• Given instruction
Can the data below be set down again exactly, line for line?

=== Data to use ===

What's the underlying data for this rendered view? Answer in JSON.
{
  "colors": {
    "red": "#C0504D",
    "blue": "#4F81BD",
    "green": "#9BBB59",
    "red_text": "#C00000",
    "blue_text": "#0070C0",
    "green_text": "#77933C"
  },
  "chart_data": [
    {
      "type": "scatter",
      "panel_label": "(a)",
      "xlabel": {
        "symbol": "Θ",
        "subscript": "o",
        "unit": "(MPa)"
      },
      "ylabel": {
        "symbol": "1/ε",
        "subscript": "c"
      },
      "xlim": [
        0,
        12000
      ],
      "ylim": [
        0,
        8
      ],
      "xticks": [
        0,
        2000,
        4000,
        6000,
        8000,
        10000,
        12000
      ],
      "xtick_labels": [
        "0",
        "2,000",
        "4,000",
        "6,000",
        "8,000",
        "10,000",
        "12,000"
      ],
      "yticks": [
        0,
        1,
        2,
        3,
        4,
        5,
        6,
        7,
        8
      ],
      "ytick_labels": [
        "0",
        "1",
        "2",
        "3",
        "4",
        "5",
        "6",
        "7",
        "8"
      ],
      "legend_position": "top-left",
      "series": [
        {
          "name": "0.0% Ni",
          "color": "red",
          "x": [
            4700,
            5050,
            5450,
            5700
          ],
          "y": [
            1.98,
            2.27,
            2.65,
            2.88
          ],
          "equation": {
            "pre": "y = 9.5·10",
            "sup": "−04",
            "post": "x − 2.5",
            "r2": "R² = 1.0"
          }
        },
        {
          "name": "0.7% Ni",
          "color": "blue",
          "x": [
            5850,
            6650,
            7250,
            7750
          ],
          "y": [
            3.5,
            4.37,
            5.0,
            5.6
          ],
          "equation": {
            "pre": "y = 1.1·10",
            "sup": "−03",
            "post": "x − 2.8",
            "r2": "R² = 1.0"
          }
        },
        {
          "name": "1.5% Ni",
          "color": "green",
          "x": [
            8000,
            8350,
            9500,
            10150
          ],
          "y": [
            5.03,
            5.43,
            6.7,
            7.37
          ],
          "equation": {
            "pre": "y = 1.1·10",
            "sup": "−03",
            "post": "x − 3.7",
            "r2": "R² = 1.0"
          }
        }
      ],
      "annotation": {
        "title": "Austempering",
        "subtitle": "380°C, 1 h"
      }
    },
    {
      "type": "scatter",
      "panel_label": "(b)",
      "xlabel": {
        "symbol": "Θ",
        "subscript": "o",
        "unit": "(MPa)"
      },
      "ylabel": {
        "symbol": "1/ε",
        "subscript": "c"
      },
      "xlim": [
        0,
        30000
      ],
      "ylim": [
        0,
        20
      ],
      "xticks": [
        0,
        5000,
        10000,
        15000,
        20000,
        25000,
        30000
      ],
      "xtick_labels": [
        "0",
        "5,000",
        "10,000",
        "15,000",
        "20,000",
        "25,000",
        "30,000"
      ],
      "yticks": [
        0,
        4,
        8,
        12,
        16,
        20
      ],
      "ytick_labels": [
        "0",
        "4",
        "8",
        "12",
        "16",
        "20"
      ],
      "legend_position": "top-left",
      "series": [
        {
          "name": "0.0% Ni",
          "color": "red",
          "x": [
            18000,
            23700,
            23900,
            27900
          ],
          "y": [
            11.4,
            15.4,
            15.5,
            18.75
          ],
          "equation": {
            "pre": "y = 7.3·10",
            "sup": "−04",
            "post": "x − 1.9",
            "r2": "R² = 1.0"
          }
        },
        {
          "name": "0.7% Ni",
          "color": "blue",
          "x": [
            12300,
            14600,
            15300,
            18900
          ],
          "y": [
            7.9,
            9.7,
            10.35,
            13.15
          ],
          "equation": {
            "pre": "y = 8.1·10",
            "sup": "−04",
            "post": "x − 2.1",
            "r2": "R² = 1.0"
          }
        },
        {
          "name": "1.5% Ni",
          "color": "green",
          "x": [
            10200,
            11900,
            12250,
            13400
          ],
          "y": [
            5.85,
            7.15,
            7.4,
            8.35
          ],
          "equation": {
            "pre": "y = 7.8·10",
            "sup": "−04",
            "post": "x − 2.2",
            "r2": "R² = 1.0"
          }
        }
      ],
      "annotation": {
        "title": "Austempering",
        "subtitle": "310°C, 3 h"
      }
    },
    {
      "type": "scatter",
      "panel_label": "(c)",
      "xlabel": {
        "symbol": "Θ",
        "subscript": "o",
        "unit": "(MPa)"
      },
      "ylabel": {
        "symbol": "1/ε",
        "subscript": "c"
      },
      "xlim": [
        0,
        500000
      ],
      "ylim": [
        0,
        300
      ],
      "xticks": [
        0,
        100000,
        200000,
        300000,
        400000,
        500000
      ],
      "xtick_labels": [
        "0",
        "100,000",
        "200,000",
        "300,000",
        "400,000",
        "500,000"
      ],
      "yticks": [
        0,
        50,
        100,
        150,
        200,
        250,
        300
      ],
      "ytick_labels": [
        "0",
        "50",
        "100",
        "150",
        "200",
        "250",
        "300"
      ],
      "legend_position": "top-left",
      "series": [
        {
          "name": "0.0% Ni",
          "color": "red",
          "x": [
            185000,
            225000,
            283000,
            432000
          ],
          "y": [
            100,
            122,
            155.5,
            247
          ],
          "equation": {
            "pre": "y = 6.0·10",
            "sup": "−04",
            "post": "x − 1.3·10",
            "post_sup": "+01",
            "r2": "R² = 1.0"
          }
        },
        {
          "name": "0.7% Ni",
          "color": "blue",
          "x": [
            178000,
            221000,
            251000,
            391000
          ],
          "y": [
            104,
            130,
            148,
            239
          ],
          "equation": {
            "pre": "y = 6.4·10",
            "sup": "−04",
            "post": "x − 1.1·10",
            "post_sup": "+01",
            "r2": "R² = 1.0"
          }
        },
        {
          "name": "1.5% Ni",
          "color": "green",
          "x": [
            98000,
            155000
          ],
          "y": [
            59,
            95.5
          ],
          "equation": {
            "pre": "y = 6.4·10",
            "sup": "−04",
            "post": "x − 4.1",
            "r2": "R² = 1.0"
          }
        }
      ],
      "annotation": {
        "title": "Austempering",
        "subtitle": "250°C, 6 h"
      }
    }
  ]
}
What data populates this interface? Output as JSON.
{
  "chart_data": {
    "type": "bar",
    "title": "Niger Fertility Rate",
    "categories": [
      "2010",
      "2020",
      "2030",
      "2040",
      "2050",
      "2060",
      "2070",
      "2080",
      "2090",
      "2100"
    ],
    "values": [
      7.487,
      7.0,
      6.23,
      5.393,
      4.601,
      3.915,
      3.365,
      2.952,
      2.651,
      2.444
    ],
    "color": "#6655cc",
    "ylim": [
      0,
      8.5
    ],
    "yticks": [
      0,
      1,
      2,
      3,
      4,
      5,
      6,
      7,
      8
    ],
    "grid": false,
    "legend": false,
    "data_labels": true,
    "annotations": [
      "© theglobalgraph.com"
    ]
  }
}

===

• Expected output
What's the underlying data for this rendered view? Answer in JSON.
{
  "colors": {
    "red": "#C0504D",
    "blue": "#4F81BD",
    "green": "#9BBB59",
    "red_text": "#C00000",
    "blue_text": "#0070C0",
    "green_text": "#77933C"
  },
  "chart_data": [
    {
      "type": "scatter",
      "panel_label": "(a)",
      "xlabel": {
        "symbol": "Θ",
        "subscript": "o",
        "unit": "(MPa)"
      },
      "ylabel": {
        "symbol": "1/ε",
        "subscript": "c"
      },
      "xlim": [
        0,
        12000
      ],
      "ylim": [
        0,
        8
      ],
      "xticks": [
        0,
        2000,
        4000,
        6000,
        8000,
        10000,
        12000
      ],
      "xtick_labels": [
        "0",
        "2,000",
        "4,000",
        "6,000",
        "8,000",
        "10,000",
        "12,000"
      ],
      "yticks": [
        0,
        1,
        2,
        3,
        4,
        5,
        6,
        7,
        8
      ],
      "ytick_labels": [
        "0",
        "1",
        "2",
        "3",
        "4",
        "5",
        "6",
        "7",
        "8"
      ],
      "legend_position": "top-left",
      "series": [
        {
          "name": "0.0% Ni",
          "color": "red",
          "x": [
            4700,
            5050,
            5450,
            5700
          ],
          "y": [
            1.98,
            2.27,
            2.65,
            2.88
          ],
          "equation": {
            "pre": "y = 9.5·10",
            "sup": "−04",
            "post": "x − 2.5",
            "r2": "R² = 1.0"
          }
        },
        {
          "name": "0.7% Ni",
          "color": "blue",
          "x": [
            5850,
            6650,
            7250,
            7750
          ],
          "y": [
            3.5,
            4.37,
            5.0,
            5.6
          ],
          "equation": {
            "pre": "y = 1.1·10",
            "sup": "−03",
            "post": "x − 2.8",
            "r2": "R² = 1.0"
          }
        },
        {
          "name": "1.5% Ni",
          "color": "green",
          "x": [
            8000,
            8350,
            9500,
            10150
          ],
          "y": [
            5.03,
            5.43,
            6.7,
            7.37
          ],
          "equation": {
            "pre": "y = 1.1·10",
            "sup": "−03",
            "post": "x − 3.7",
            "r2": "R² = 1.0"
          }
        }
      ],
      "annotation": {
        "title": "Austempering",
        "subtitle": "380°C, 1 h"
      }
    },
    {
      "type": "scatter",
      "panel_label": "(b)",
      "xlabel": {
        "symbol": "Θ",
        "subscript": "o",
        "unit": "(MPa)"
      },
      "ylabel": {
        "symbol": "1/ε",
        "subscript": "c"
      },
      "xlim": [
        0,
        30000
      ],
      "ylim": [
        0,
        20
      ],
      "xticks": [
        0,
        5000,
        10000,
        15000,
        20000,
        25000,
        30000
      ],
      "xtick_labels": [
        "0",
        "5,000",
        "10,000",
        "15,000",
        "20,000",
        "25,000",
        "30,000"
      ],
      "yticks": [
        0,
        4,
        8,
        12,
        16,
        20
      ],
      "ytick_labels": [
        "0",
        "4",
        "8",
        "12",
        "16",
        "20"
      ],
      "legend_position": "top-left",
      "series": [
        {
          "name": "0.0% Ni",
          "color": "red",
          "x": [
            18000,
            23700,
            23900,
            27900
          ],
          "y": [
            11.4,
            15.4,
            15.5,
            18.75
          ],
          "equation": {
            "pre": "y = 7.3·10",
            "sup": "−04",
            "post": "x − 1.9",
            "r2": "R² = 1.0"
          }
        },
        {
          "name": "0.7% Ni",
          "color": "blue",
          "x": [
            12300,
            14600,
            15300,
            18900
          ],
          "y": [
            7.9,
            9.7,
            10.35,
            13.15
          ],
          "equation": {
            "pre": "y = 8.1·10",
            "sup": "−04",
            "post": "x − 2.1",
            "r2": "R² = 1.0"
          }
        },
        {
          "name": "1.5% Ni",
          "color": "green",
          "x": [
            10200,
            11900,
            12250,
            13400
          ],
          "y": [
            5.85,
            7.15,
            7.4,
            8.35
          ],
          "equation": {
            "pre": "y = 7.8·10",
            "sup": "−04",
            "post": "x − 2.2",
            "r2": "R² = 1.0"
          }
        }
      ],
      "annotation": {
        "title": "Austempering",
        "subtitle": "310°C, 3 h"
      }
    },
    {
      "type": "scatter",
      "panel_label": "(c)",
      "xlabel": {
        "symbol": "Θ",
        "subscript": "o",
        "unit": "(MPa)"
      },
      "ylabel": {
        "symbol": "1/ε",
        "subscript": "c"
      },
      "xlim": [
        0,
        500000
      ],
      "ylim": [
        0,
        300
      ],
      "xticks": [
        0,
        100000,
        200000,
        300000,
        400000,
        500000
      ],
      "xtick_labels": [
        "0",
        "100,000",
        "200,000",
        "300,000",
        "400,000",
        "500,000"
      ],
      "yticks": [
        0,
        50,
        100,
        150,
        200,
        250,
        300
      ],
      "ytick_labels": [
        "0",
        "50",
        "100",
        "150",
        "200",
        "250",
        "300"
      ],
      "legend_position": "top-left",
      "series": [
        {
          "name": "0.0% Ni",
          "color": "red",
          "x": [
            185000,
            225000,
            283000,
            432000
          ],
          "y": [
            100,
            122,
            155.5,
            247
          ],
          "equation": {
            "pre": "y = 6.0·10",
            "sup": "−04",
            "post": "x − 1.3·10",
            "post_sup": "+01",
            "r2": "R² = 1.0"
          }
        },
        {
          "name": "0.7% Ni",
          "color": "blue",
          "x": [
            178000,
            221000,
            251000,
            391000
          ],
          "y": [
            104,
            130,
            148,
            239
          ],
          "equation": {
            "pre": "y = 6.4·10",
            "sup": "−04",
            "post": "x − 1.1·10",
            "post_sup": "+01",
            "r2": "R² = 1.0"
          }
        },
        {
          "name": "1.5% Ni",
          "color": "green",
          "x": [
            98000,
            155000
          ],
          "y": [
            59,
            95.5
          ],
          "equation": {
            "pre": "y = 6.4·10",
            "sup": "−04",
            "post": "x − 4.1",
            "r2": "R² = 1.0"
          }
        }
      ],
      "annotation": {
        "title": "Austempering",
        "subtitle": "250°C, 6 h"
      }
    }
  ]
}
What data populates this interface? Output as JSON.
{
  "chart_data": {
    "type": "bar",
    "title": "Niger Fertility Rate",
    "categories": [
      "2010",
      "2020",
      "2030",
      "2040",
      "2050",
      "2060",
      "2070",
      "2080",
      "2090",
      "2100"
    ],
    "values": [
      7.487,
      7.0,
      6.23,
      5.393,
      4.601,
      3.915,
      3.365,
      2.952,
      2.651,
      2.444
    ],
    "color": "#6655cc",
    "ylim": [
      0,
      8.5
    ],
    "yticks": [
      0,
      1,
      2,
      3,
      4,
      5,
      6,
      7,
      8
    ],
    "grid": false,
    "legend": false,
    "data_labels": true,
    "annotations": [
      "© theglobalgraph.com"
    ]
  }
}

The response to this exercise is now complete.